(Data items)
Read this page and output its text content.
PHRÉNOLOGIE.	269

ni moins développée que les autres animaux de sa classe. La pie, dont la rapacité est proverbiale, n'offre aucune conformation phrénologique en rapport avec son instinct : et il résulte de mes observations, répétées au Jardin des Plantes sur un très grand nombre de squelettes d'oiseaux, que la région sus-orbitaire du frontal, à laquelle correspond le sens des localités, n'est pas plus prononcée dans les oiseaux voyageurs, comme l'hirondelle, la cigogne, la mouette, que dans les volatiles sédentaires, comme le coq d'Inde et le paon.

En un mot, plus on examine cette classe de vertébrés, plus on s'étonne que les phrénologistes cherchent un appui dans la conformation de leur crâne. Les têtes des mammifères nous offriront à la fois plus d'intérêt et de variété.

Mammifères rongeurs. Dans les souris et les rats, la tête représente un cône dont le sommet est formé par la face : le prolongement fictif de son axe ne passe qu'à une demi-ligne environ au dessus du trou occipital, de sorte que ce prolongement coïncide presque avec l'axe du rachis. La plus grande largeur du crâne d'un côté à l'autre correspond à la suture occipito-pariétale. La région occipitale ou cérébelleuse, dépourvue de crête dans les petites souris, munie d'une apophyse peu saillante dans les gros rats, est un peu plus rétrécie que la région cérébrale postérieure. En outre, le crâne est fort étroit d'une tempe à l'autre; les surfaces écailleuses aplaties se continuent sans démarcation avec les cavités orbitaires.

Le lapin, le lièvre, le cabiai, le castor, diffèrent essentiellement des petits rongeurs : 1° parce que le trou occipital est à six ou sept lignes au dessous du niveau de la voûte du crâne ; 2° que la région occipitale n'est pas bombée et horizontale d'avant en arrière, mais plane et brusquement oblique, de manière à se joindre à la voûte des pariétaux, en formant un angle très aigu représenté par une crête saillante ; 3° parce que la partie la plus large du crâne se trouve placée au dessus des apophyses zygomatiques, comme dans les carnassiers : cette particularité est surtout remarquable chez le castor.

_WHAT IS REQUIRED_:
Give the number of lines in the listing above that hold the string "avec", with nothing else.

_THE RESULT_:
2